TASK TO COMPLETE ::
Repeat the listing below in full, exactly as it stands.

Figure record listings ::
□ □ □ □ □ □ □

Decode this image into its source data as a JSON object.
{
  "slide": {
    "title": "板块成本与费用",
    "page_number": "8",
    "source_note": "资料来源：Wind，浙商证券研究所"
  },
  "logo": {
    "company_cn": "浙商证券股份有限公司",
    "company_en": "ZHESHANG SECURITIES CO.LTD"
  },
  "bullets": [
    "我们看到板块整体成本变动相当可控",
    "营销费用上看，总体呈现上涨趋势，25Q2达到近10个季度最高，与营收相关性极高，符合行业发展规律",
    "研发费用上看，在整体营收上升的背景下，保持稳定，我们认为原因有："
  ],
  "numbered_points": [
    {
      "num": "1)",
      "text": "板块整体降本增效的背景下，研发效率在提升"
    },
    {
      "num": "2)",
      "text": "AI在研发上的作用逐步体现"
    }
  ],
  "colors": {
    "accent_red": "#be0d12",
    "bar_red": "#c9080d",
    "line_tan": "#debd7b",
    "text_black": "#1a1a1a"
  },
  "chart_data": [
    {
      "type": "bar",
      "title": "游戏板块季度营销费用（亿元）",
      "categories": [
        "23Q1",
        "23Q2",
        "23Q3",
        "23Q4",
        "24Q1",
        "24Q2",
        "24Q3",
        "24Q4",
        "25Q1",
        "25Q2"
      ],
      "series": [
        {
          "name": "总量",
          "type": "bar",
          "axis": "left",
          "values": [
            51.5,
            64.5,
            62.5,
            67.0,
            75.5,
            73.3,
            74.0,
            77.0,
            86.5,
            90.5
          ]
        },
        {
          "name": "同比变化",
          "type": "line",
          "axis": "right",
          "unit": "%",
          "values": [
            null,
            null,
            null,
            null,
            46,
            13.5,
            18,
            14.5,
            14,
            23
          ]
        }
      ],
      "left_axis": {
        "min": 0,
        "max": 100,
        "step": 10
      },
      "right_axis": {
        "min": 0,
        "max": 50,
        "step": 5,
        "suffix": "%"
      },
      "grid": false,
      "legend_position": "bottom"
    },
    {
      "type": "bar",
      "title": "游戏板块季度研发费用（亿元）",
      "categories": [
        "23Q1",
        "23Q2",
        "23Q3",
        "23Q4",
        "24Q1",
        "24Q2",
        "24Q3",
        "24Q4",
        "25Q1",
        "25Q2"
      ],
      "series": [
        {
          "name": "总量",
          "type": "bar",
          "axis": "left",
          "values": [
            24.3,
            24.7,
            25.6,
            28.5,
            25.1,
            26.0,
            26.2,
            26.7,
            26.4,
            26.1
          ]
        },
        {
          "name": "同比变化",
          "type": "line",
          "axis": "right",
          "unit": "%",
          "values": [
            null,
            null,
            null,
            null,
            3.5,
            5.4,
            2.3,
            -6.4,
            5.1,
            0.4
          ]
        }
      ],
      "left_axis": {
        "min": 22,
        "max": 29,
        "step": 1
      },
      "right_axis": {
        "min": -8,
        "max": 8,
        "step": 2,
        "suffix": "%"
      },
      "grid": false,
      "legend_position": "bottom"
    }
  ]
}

□ □ □ □ □ □ □

EXERCISE RESPONSE ::
Decode this image into its source data as a JSON object.
{
  "slide": {
    "title": "板块成本与费用",
    "page_number": "8",
    "source_note": "资料来源：Wind，浙商证券研究所"
  },
  "logo": {
    "company_cn": "浙商证券股份有限公司",
    "company_en": "ZHESHANG SECURITIES CO.LTD"
  },
  "bullets": [
    "我们看到板块整体成本变动相当可控",
    "营销费用上看，总体呈现上涨趋势，25Q2达到近10个季度最高，与营收相关性极高，符合行业发展规律",
    "研发费用上看，在整体营收上升的背景下，保持稳定，我们认为原因有："
  ],
  "numbered_points": [
    {
      "num": "1)",
      "text": "板块整体降本增效的背景下，研发效率在提升"
    },
    {
      "num": "2)",
      "text": "AI在研发上的作用逐步体现"
    }
  ],
  "colors": {
    "accent_red": "#be0d12",
    "bar_red": "#c9080d",
    "line_tan": "#debd7b",
    "text_black": "#1a1a1a"
  },
  "chart_data": [
    {
      "type": "bar",
      "title": "游戏板块季度营销费用（亿元）",
      "categories": [
        "23Q1",
        "23Q2",
        "23Q3",
        "23Q4",
        "24Q1",
        "24Q2",
        "24Q3",
        "24Q4",
        "25Q1",
        "25Q2"
      ],
      "series": [
        {
          "name": "总量",
          "type": "bar",
          "axis": "left",
          "values": [
            51.5,
            64.5,
            62.5,
            67.0,
            75.5,
            73.3,
            74.0,
            77.0,
            86.5,
            90.5
          ]
        },
        {
          "name": "同比变化",
          "type": "line",
          "axis": "right",
          "unit": "%",
          "values": [
            null,
            null,
            null,
            null,
            46,
            13.5,
            18,
            14.5,
            14,
            23
          ]
        }
      ],
      "left_axis": {
        "min": 0,
        "max": 100,
        "step": 10
      },
      "right_axis": {
        "min": 0,
        "max": 50,
        "step": 5,
        "suffix": "%"
      },
      "grid": false,
      "legend_position": "bottom"
    },
    {
      "type": "bar",
      "title": "游戏板块季度研发费用（亿元）",
      "categories": [
        "23Q1",
        "23Q2",
        "23Q3",
        "23Q4",
        "24Q1",
        "24Q2",
        "24Q3",
        "24Q4",
        "25Q1",
        "25Q2"
      ],
      "series": [
        {
          "name": "总量",
          "type": "bar",
          "axis": "left",
          "values": [
            24.3,
            24.7,
            25.6,
            28.5,
            25.1,
            26.0,
            26.2,
            26.7,
            26.4,
            26.1
          ]
        },
        {
          "name": "同比变化",
          "type": "line",
          "axis": "right",
          "unit": "%",
          "values": [
            null,
            null,
            null,
            null,
            3.5,
            5.4,
            2.3,
            -6.4,
            5.1,
            0.4
          ]
        }
      ],
      "left_axis": {
        "min": 22,
        "max": 29,
        "step": 1
      },
      "right_axis": {
        "min": -8,
        "max": 8,
        "step": 2,
        "suffix": "%"
      },
      "grid": false,
      "legend_position": "bottom"
    }
  ]
}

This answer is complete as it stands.